Task requirements:
Could you copy every line from the material below in which "content" appears?

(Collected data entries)
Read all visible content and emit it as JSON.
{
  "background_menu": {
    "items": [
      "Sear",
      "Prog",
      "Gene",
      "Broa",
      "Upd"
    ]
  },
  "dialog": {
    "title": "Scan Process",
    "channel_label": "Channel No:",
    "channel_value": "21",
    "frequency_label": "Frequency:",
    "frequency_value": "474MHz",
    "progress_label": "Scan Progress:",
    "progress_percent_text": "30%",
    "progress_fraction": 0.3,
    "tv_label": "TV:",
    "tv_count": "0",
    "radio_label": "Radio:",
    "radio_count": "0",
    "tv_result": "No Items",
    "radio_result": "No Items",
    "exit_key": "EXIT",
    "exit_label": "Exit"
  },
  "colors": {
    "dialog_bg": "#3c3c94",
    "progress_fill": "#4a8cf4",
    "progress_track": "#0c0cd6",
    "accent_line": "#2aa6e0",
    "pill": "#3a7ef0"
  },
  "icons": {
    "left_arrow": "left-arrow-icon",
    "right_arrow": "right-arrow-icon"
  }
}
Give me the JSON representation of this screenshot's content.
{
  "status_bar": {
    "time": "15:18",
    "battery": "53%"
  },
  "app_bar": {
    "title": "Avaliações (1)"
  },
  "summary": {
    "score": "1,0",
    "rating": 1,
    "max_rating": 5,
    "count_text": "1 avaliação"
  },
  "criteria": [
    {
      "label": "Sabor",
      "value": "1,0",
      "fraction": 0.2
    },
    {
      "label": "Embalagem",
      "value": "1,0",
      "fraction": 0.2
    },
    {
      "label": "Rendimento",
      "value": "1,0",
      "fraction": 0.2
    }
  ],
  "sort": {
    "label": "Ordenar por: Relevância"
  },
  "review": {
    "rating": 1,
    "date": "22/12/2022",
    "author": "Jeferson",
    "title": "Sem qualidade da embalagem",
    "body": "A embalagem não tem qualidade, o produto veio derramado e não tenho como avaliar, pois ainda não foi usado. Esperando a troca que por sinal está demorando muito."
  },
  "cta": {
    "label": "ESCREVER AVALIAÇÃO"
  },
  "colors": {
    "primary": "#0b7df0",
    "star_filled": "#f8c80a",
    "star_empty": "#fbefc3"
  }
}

Exercise response:
Read all visible content and emit it as JSON.
Give me the JSON representation of this screenshot's content.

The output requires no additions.